• **What you are asked to do**: Transcribe the listing in full, excluding any pictures.
......
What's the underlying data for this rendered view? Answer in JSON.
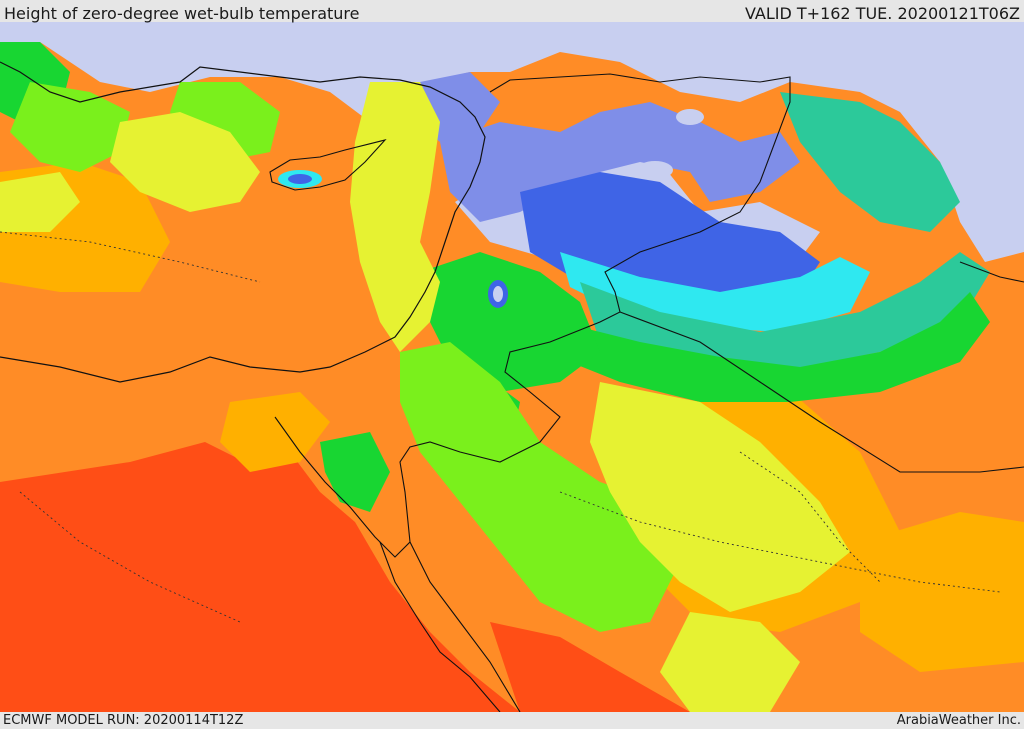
{
  "header": {
    "title": "Height of zero-degree wet-bulb temperature",
    "valid_time": "VALID T+162 TUE. 20200121T06Z"
  },
  "footer": {
    "model_run": "ECMWF MODEL RUN: 20200114T12Z",
    "credit": "ArabiaWeather Inc."
  },
  "map": {
    "region": "Eastern Mediterranean / Levant / Red Sea",
    "palette": {
      "lowest": "#c8cff0",
      "very_low": "#7f8ee8",
      "low": "#3f64e6",
      "cyan": "#2fe8f0",
      "teal": "#2cc99a",
      "green": "#18d632",
      "lime": "#7af01c",
      "yellow": "#e6f232",
      "amber": "#ffb000",
      "orange": "#ff8c26",
      "red_orange": "#ff4e16"
    }
  }
}
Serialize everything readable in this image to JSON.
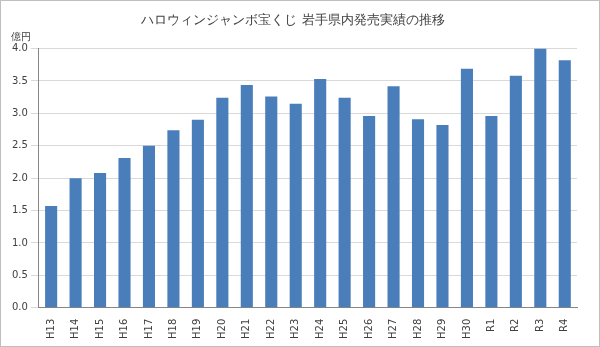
{
  "chart_data": {
    "type": "bar",
    "title": "ハロウィンジャンボ宝くじ 岩手県内発売実績の推移",
    "ylabel": "億円",
    "categories": [
      "H13",
      "H14",
      "H15",
      "H16",
      "H17",
      "H18",
      "H19",
      "H20",
      "H21",
      "H22",
      "H23",
      "H24",
      "H25",
      "H26",
      "H27",
      "H28",
      "H29",
      "H30",
      "R1",
      "R2",
      "R3",
      "R4"
    ],
    "values": [
      1.57,
      2.0,
      2.08,
      2.31,
      2.5,
      2.74,
      2.9,
      3.24,
      3.44,
      3.26,
      3.15,
      3.53,
      3.24,
      2.96,
      3.42,
      2.91,
      2.82,
      3.69,
      2.96,
      3.58,
      4.0,
      3.82
    ],
    "color": "#4a7ebb",
    "ylim": [
      0,
      4
    ],
    "yticks": [
      {
        "value": 0,
        "label": "0.0"
      },
      0.5,
      {
        "value": 1,
        "label": "1.0"
      },
      1.5,
      {
        "value": 2,
        "label": "2.0"
      },
      2.5,
      {
        "value": 3,
        "label": "3.0"
      },
      3.5,
      {
        "value": 4,
        "label": "4.0"
      }
    ],
    "grid": true
  }
}
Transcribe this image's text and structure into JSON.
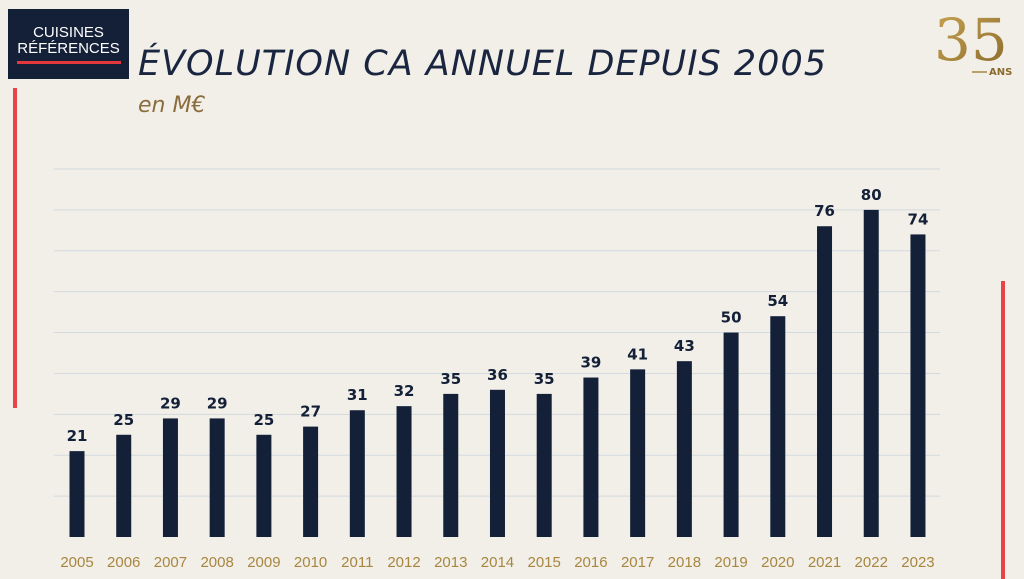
{
  "logo": {
    "line1": "CUISINES",
    "line2": "RÉFÉRENCES"
  },
  "anniversary": {
    "number": "35",
    "suffix": "ANS"
  },
  "colors": {
    "bar": "#132038",
    "gold": "#a8863f",
    "accent": "#e84346",
    "grid": "#d3dae0"
  },
  "chart_data": {
    "type": "bar",
    "title": "ÉVOLUTION CA ANNUEL DEPUIS 2005",
    "subtitle": "en M€",
    "xlabel": "",
    "ylabel": "",
    "categories": [
      "2005",
      "2006",
      "2007",
      "2008",
      "2009",
      "2010",
      "2011",
      "2012",
      "2013",
      "2014",
      "2015",
      "2016",
      "2017",
      "2018",
      "2019",
      "2020",
      "2021",
      "2022",
      "2023"
    ],
    "values": [
      21,
      25,
      29,
      29,
      25,
      27,
      31,
      32,
      35,
      36,
      35,
      39,
      41,
      43,
      50,
      54,
      76,
      80,
      74
    ],
    "ylim": [
      0,
      90
    ],
    "grid": true,
    "data_labels": true
  }
}
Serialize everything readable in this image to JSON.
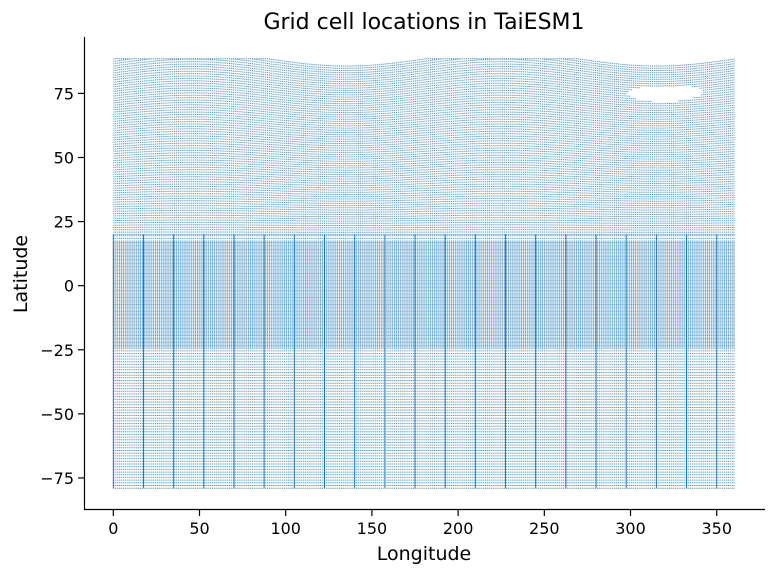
{
  "chart_data": {
    "type": "scatter",
    "title": "Grid cell locations in TaiESM1",
    "xlabel": "Longitude",
    "ylabel": "Latitude",
    "xlim": [
      -17,
      378
    ],
    "ylim": [
      -87.5,
      97
    ],
    "xticks": [
      0,
      50,
      100,
      150,
      200,
      250,
      300,
      350
    ],
    "yticks": [
      -75,
      -50,
      -25,
      0,
      25,
      50,
      75
    ],
    "ytick_labels": [
      "−75",
      "−50",
      "−25",
      "0",
      "25",
      "50",
      "75"
    ],
    "grid": false,
    "legend": "none",
    "marker_color": "#1f77b4",
    "description_data": {
      "lon_range": [
        0,
        360
      ],
      "lat_range": [
        -79,
        88.5
      ],
      "north_pole_hole_center": [
        320,
        77
      ],
      "dense_band_lat": [
        -25,
        17
      ]
    }
  }
}
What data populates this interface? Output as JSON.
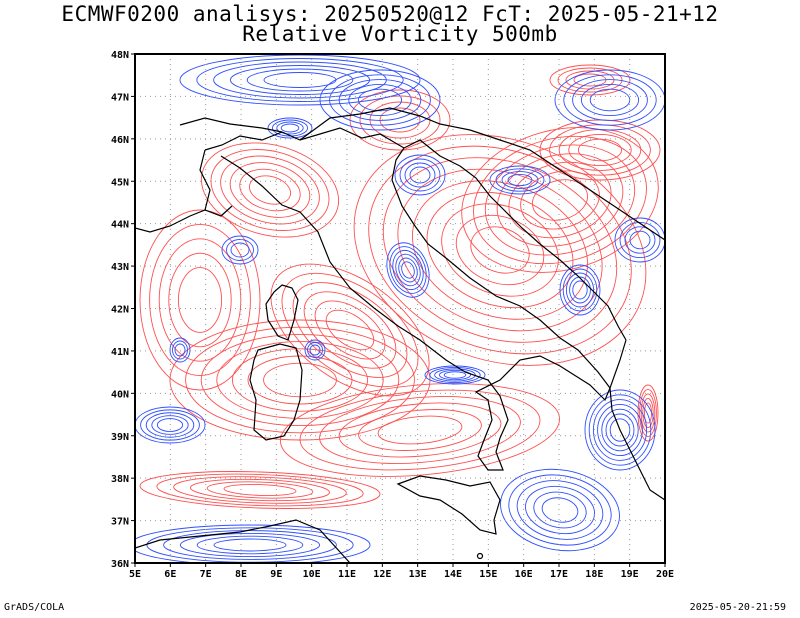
{
  "title_line1": "ECMWF0200 analisys: 20250520@12 FcT: 2025-05-21+12",
  "title_line2": "Relative Vorticity 500mb",
  "footer_left": "GrADS/COLA",
  "footer_right": "2025-05-20-21:59",
  "colors": {
    "positive_contour": "#ff5050",
    "negative_contour": "#3050ff",
    "coastline": "#000000",
    "grid": "#999999"
  },
  "map": {
    "lon_labels": [
      "5E",
      "6E",
      "7E",
      "8E",
      "9E",
      "10E",
      "11E",
      "12E",
      "13E",
      "14E",
      "15E",
      "16E",
      "17E",
      "18E",
      "19E",
      "20E"
    ],
    "lat_labels": [
      "48N",
      "47N",
      "46N",
      "45N",
      "44N",
      "43N",
      "42N",
      "41N",
      "40N",
      "39N",
      "38N",
      "37N",
      "36N"
    ],
    "lon_range": [
      5,
      20
    ],
    "lat_range": [
      36,
      48
    ],
    "grid": true
  }
}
......
• **Task output**:
What's the underlying data for this rendered view? Answer in JSON.
{
  "header": {
    "title": "Height of zero-degree wet-bulb temperature",
    "valid_time": "VALID T+162 TUE. 20200121T06Z"
  },
  "footer": {
    "model_run": "ECMWF MODEL RUN: 20200114T12Z",
    "credit": "ArabiaWeather Inc."
  },
  "map": {
    "region": "Eastern Mediterranean / Levant / Red Sea",
    "palette": {
      "lowest": "#c8cff0",
      "very_low": "#7f8ee8",
      "low": "#3f64e6",
      "cyan": "#2fe8f0",
      "teal": "#2cc99a",
      "green": "#18d632",
      "lime": "#7af01c",
      "yellow": "#e6f232",
      "amber": "#ffb000",
      "orange": "#ff8c26",
      "red_orange": "#ff4e16"
    }
  }
}
Serialize everything readable in this image to JSON.
{
  "chart_data": {
    "type": "bar",
    "title": "ハロウィンジャンボ宝くじ 岩手県内発売実績の推移",
    "ylabel": "億円",
    "categories": [
      "H13",
      "H14",
      "H15",
      "H16",
      "H17",
      "H18",
      "H19",
      "H20",
      "H21",
      "H22",
      "H23",
      "H24",
      "H25",
      "H26",
      "H27",
      "H28",
      "H29",
      "H30",
      "R1",
      "R2",
      "R3",
      "R4"
    ],
    "values": [
      1.57,
      2.0,
      2.08,
      2.31,
      2.5,
      2.74,
      2.9,
      3.24,
      3.44,
      3.26,
      3.15,
      3.53,
      3.24,
      2.96,
      3.42,
      2.91,
      2.82,
      3.69,
      2.96,
      3.58,
      4.0,
      3.82
    ],
    "color": "#4a7ebb",
    "ylim": [
      0,
      4
    ],
    "yticks": [
      {
        "value": 0,
        "label": "0.0"
      },
      0.5,
      {
        "value": 1,
        "label": "1.0"
      },
      1.5,
      {
        "value": 2,
        "label": "2.0"
      },
      2.5,
      {
        "value": 3,
        "label": "3.0"
      },
      3.5,
      {
        "value": 4,
        "label": "4.0"
      }
    ],
    "grid": true
  }
}
Transcribe this image's text and structure into JSON.
{
  "logo": {
    "line1": "CUISINES",
    "line2": "RÉFÉRENCES"
  },
  "anniversary": {
    "number": "35",
    "suffix": "ANS"
  },
  "colors": {
    "bar": "#132038",
    "gold": "#a8863f",
    "accent": "#e84346",
    "grid": "#d3dae0"
  },
  "chart_data": {
    "type": "bar",
    "title": "ÉVOLUTION CA ANNUEL DEPUIS 2005",
    "subtitle": "en M€",
    "xlabel": "",
    "ylabel": "",
    "categories": [
      "2005",
      "2006",
      "2007",
      "2008",
      "2009",
      "2010",
      "2011",
      "2012",
      "2013",
      "2014",
      "2015",
      "2016",
      "2017",
      "2018",
      "2019",
      "2020",
      "2021",
      "2022",
      "2023"
    ],
    "values": [
      21,
      25,
      29,
      29,
      25,
      27,
      31,
      32,
      35,
      36,
      35,
      39,
      41,
      43,
      50,
      54,
      76,
      80,
      74
    ],
    "ylim": [
      0,
      90
    ],
    "grid": true,
    "data_labels": true
  }
}
Serialize everything readable in this image to JSON.
{
  "chart_data": {
    "type": "scatter",
    "title": "Grid cell locations in TaiESM1",
    "xlabel": "Longitude",
    "ylabel": "Latitude",
    "xlim": [
      -17,
      378
    ],
    "ylim": [
      -87.5,
      97
    ],
    "xticks": [
      0,
      50,
      100,
      150,
      200,
      250,
      300,
      350
    ],
    "yticks": [
      -75,
      -50,
      -25,
      0,
      25,
      50,
      75
    ],
    "ytick_labels": [
      "−75",
      "−50",
      "−25",
      "0",
      "25",
      "50",
      "75"
    ],
    "grid": false,
    "legend": "none",
    "marker_color": "#1f77b4",
    "description_data": {
      "lon_range": [
        0,
        360
      ],
      "lat_range": [
        -79,
        88.5
      ],
      "north_pole_hole_center": [
        320,
        77
      ],
      "dense_band_lat": [
        -25,
        17
      ]
    }
  }
}
What data populates this interface? Output as JSON.
{
  "title_line1": "ECMWF0200 analisys: 20250520@12 FcT: 2025-05-21+12",
  "title_line2": "Relative Vorticity 500mb",
  "footer_left": "GrADS/COLA",
  "footer_right": "2025-05-20-21:59",
  "colors": {
    "positive_contour": "#ff5050",
    "negative_contour": "#3050ff",
    "coastline": "#000000",
    "grid": "#999999"
  },
  "map": {
    "lon_labels": [
      "5E",
      "6E",
      "7E",
      "8E",
      "9E",
      "10E",
      "11E",
      "12E",
      "13E",
      "14E",
      "15E",
      "16E",
      "17E",
      "18E",
      "19E",
      "20E"
    ],
    "lat_labels": [
      "48N",
      "47N",
      "46N",
      "45N",
      "44N",
      "43N",
      "42N",
      "41N",
      "40N",
      "39N",
      "38N",
      "37N",
      "36N"
    ],
    "lon_range": [
      5,
      20
    ],
    "lat_range": [
      36,
      48
    ],
    "grid": true
  }
}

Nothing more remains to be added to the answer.